## What is expected
Pull out every line below holding the word "JSON".

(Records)
• • •
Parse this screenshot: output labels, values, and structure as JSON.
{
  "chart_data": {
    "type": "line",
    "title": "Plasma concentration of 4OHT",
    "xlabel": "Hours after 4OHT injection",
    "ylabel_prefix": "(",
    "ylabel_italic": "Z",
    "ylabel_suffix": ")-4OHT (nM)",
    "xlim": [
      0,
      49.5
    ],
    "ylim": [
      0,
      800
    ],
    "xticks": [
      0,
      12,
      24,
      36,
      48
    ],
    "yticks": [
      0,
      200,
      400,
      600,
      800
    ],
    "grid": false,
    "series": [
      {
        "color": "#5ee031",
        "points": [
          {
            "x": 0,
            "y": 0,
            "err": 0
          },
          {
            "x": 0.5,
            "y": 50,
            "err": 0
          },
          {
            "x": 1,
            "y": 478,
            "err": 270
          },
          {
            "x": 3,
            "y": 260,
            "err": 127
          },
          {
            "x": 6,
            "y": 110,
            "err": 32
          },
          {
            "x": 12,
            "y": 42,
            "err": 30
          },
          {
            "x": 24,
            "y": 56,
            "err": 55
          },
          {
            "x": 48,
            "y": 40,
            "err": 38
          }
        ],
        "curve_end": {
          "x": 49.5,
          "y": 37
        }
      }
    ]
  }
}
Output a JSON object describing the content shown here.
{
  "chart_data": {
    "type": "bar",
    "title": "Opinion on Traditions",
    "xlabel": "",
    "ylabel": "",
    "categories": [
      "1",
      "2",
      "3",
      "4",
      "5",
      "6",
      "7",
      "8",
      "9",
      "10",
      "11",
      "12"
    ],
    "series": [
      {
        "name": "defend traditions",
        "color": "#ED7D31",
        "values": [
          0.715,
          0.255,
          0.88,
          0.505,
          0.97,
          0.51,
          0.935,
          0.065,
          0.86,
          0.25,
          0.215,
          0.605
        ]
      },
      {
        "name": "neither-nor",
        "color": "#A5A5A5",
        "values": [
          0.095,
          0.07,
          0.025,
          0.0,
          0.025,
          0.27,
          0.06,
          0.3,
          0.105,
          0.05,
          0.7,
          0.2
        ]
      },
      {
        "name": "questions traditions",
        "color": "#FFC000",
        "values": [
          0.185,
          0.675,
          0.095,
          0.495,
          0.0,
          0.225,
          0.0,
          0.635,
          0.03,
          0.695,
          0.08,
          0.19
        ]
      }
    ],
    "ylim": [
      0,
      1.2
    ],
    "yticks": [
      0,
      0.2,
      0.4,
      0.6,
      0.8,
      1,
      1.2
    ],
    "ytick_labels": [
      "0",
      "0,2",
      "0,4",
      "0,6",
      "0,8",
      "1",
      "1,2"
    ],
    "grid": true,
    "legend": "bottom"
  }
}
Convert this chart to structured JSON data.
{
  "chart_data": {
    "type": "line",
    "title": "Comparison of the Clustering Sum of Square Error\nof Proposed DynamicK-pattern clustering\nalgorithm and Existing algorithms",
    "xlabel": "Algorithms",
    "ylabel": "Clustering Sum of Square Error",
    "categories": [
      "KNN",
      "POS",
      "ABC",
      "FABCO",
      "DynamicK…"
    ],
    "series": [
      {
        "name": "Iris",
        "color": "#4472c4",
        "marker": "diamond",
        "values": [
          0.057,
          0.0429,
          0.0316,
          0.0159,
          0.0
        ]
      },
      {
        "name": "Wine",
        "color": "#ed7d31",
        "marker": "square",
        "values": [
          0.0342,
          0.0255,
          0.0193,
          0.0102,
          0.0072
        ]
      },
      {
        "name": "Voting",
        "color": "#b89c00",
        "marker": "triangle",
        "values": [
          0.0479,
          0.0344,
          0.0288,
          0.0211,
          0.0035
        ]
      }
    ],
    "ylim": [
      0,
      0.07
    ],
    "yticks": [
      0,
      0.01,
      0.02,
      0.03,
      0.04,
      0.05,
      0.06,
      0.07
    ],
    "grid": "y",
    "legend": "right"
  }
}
• • •
## Finished answer
Parse this screenshot: output labels, values, and structure as JSON.
Output a JSON object describing the content shown here.
Convert this chart to structured JSON data.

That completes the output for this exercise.